Items listed in a dataset
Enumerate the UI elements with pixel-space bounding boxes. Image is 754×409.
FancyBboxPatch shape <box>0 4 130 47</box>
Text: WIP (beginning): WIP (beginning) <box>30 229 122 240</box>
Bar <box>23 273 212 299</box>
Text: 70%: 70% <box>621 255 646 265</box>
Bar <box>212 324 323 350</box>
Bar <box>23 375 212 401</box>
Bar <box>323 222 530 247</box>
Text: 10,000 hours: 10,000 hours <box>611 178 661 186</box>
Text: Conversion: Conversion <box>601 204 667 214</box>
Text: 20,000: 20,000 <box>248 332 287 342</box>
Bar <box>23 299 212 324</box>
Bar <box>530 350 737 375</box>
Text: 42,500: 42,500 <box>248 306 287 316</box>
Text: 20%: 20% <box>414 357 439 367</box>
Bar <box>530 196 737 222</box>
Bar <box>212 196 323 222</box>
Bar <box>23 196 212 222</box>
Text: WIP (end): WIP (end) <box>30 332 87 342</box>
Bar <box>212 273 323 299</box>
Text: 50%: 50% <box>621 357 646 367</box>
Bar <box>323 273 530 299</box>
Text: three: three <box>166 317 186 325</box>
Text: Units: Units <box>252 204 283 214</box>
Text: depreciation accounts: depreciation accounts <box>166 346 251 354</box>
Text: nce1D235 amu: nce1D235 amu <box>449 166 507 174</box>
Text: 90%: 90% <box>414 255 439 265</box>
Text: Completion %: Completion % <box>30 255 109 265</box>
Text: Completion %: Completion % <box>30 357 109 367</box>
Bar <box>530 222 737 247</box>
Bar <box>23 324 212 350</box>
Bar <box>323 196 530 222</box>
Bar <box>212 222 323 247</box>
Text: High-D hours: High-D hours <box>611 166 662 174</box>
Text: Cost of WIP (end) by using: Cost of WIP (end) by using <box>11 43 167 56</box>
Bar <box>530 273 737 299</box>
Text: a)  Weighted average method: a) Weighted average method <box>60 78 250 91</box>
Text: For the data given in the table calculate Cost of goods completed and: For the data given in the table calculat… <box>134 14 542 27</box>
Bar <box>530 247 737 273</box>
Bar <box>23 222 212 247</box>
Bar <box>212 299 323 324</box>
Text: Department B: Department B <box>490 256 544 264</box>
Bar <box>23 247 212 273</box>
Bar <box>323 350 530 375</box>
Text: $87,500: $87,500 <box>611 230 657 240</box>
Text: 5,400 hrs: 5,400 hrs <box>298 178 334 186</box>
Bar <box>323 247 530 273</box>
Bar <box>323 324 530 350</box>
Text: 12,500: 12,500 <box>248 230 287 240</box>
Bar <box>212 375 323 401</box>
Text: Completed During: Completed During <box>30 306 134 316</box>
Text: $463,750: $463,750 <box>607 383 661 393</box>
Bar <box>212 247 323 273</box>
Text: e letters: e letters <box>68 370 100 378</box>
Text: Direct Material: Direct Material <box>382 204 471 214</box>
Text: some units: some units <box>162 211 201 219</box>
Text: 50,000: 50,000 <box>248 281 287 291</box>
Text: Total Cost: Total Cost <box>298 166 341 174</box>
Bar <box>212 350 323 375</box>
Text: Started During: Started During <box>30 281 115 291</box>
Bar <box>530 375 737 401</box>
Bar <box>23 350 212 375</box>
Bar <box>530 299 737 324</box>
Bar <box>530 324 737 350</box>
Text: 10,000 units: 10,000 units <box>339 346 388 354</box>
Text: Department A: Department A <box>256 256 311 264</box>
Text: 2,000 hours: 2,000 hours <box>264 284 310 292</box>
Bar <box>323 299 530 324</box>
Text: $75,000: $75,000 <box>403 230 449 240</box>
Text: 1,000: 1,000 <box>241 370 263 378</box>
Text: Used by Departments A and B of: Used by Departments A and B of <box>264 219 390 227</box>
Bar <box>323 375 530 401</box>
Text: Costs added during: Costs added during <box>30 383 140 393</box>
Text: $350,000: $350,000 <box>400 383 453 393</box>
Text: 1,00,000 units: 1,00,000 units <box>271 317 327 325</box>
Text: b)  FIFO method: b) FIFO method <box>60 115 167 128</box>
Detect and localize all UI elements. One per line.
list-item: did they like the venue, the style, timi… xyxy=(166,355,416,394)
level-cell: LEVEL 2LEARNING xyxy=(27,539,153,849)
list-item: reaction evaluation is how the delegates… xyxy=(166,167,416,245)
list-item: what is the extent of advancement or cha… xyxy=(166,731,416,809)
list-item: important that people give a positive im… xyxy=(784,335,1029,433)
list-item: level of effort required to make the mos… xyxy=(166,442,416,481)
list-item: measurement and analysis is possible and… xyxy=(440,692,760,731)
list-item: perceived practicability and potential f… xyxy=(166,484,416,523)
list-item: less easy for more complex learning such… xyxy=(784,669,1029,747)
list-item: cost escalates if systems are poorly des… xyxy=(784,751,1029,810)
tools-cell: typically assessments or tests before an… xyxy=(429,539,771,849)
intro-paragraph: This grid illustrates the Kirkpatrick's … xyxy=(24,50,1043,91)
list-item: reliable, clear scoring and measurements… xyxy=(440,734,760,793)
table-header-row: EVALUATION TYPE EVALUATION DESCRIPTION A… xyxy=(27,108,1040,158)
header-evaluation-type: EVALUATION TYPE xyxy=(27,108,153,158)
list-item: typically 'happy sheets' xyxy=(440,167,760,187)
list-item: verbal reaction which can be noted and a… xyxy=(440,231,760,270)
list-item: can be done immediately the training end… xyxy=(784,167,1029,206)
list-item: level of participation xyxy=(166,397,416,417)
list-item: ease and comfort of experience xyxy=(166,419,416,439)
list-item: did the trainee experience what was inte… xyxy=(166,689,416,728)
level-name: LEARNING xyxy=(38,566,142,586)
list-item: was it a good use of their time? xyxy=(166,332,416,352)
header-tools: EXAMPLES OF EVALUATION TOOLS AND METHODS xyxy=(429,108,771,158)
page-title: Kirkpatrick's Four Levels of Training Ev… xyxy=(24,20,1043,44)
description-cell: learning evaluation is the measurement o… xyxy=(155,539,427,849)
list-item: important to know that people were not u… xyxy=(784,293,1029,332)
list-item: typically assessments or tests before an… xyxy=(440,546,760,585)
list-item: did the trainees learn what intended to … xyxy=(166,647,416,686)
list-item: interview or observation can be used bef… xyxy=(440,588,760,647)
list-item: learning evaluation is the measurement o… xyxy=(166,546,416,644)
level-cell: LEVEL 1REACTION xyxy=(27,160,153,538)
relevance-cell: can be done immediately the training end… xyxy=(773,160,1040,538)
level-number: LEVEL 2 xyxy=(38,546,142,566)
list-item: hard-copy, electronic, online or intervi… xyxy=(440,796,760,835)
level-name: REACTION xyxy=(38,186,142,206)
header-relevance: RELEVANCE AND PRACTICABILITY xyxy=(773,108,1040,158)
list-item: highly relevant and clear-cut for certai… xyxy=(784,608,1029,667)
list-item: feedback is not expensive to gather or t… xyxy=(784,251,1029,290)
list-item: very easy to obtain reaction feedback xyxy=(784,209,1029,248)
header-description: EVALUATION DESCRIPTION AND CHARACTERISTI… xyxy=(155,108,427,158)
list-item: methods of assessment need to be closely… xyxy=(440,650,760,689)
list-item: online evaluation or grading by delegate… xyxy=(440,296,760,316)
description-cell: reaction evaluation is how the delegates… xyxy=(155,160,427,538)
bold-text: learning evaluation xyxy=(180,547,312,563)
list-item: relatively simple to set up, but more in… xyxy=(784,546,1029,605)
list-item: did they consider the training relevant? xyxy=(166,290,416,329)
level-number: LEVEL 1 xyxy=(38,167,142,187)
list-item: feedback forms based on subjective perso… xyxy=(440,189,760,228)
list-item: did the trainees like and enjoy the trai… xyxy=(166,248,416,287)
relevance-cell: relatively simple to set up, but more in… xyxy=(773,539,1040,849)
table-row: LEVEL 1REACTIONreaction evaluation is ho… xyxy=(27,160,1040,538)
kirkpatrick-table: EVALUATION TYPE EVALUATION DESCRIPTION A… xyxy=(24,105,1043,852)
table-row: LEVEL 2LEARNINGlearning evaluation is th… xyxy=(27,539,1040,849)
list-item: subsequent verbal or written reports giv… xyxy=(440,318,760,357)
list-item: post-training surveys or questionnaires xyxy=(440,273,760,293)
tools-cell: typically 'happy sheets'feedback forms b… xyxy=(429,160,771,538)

> _PROBLEM DESCRIPTION_:
Count the lines in the material that contain the string "forms", treating uppercase and lowercase as different, and reply with the number only.

> _SOLUTION FOR THIS EXERCISE_:
2